┌─ Dataset entries

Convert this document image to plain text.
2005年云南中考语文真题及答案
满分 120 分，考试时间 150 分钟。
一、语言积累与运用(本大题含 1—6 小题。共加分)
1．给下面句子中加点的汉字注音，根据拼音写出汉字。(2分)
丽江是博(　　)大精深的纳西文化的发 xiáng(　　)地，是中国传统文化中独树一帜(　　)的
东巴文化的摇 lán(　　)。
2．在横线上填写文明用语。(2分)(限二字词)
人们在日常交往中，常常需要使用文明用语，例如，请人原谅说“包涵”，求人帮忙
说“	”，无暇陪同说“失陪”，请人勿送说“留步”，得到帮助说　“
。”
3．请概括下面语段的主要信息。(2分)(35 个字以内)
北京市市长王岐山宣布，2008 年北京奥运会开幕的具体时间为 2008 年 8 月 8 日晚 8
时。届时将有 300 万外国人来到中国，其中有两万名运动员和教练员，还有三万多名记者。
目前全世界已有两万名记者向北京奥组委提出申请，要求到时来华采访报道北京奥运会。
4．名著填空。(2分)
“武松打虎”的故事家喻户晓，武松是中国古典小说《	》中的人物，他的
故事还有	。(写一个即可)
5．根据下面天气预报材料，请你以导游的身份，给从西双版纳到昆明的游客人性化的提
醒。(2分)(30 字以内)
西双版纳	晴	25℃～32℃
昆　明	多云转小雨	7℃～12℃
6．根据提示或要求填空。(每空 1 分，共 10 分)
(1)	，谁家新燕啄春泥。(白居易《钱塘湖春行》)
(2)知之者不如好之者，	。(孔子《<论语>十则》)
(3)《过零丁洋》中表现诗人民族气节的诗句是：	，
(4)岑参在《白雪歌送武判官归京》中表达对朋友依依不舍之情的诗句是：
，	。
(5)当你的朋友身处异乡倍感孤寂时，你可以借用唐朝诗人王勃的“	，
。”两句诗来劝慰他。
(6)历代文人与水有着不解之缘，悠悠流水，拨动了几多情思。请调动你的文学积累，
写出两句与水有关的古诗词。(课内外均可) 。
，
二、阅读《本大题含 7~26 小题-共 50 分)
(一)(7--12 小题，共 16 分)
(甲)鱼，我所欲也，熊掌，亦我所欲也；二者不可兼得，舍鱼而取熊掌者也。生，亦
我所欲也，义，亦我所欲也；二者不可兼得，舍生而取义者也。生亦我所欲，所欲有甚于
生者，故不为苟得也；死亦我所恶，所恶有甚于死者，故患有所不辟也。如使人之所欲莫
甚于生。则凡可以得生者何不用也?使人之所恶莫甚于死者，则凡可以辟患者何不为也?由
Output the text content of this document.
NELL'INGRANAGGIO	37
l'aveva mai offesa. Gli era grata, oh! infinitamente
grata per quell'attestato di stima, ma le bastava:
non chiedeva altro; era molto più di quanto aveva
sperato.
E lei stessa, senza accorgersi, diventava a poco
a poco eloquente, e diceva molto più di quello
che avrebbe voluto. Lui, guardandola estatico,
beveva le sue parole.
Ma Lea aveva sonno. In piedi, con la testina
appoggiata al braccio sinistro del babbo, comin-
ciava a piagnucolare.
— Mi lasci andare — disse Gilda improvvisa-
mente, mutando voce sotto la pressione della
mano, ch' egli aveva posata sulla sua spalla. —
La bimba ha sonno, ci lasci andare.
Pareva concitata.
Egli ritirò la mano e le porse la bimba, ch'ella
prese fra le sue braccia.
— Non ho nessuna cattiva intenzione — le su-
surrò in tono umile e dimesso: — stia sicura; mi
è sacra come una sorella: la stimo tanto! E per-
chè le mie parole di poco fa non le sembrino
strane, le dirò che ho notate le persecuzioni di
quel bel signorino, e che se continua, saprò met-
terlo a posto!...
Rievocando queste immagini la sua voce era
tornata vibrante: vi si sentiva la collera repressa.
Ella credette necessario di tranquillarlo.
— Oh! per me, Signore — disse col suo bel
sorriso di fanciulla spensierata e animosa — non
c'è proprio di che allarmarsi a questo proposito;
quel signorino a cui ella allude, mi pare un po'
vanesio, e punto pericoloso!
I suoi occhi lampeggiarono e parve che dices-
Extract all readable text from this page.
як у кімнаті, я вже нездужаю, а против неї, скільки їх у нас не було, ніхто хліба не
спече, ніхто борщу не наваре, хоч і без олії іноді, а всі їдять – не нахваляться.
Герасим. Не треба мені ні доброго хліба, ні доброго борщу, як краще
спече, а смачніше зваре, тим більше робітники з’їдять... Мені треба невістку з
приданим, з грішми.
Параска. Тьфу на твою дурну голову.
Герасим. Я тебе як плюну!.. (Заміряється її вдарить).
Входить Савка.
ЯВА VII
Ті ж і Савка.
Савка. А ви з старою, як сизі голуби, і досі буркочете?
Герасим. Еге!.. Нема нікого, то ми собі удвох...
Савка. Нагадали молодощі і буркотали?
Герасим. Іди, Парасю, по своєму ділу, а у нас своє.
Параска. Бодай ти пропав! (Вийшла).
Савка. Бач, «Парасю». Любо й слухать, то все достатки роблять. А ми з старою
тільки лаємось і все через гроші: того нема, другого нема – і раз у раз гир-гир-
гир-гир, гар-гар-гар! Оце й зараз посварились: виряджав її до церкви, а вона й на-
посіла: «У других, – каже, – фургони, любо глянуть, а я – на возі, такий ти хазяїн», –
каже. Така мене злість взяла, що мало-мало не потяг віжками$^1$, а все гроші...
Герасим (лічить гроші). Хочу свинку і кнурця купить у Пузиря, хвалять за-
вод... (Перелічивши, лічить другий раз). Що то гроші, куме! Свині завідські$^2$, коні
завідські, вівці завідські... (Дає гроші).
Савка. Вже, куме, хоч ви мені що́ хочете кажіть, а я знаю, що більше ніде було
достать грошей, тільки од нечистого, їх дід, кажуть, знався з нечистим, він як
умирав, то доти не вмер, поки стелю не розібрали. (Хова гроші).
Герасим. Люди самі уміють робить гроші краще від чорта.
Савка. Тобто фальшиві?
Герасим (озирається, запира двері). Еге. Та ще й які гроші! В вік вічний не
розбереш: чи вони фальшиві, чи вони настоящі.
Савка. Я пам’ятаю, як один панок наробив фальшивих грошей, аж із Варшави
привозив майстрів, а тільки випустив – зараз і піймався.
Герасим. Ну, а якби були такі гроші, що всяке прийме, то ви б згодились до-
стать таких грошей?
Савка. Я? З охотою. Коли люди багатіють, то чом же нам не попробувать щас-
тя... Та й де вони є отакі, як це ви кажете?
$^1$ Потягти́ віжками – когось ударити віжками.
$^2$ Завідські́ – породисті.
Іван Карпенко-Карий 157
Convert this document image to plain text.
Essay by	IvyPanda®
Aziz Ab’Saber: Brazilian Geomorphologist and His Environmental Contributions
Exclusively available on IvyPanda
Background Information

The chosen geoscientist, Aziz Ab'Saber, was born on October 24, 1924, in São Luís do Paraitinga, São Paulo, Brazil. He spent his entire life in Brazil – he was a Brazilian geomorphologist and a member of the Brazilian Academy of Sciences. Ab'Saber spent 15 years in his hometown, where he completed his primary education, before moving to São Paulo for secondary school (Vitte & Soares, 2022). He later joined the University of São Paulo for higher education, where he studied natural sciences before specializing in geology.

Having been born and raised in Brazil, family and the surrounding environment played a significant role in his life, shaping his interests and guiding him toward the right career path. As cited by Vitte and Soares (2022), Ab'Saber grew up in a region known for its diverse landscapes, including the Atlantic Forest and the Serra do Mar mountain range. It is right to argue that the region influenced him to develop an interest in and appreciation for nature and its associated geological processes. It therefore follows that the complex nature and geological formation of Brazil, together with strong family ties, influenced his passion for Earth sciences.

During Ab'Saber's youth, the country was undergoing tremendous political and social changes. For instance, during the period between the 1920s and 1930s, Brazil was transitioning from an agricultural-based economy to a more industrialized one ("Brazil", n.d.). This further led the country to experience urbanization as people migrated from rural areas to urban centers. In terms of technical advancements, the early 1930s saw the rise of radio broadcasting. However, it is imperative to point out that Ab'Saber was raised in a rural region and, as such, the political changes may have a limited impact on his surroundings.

└─

§ **Work to do**: Every line above that contains the word "куме" should be reported.

§ **Result of the exercise**:
вод... (Перелічивши, лічить другий раз). Що то гроші, куме! Свині завідські$^2$, коні
Савка. Вже, куме, хоч ви мені що́ хочете кажіть, а я знаю, що більше ніде було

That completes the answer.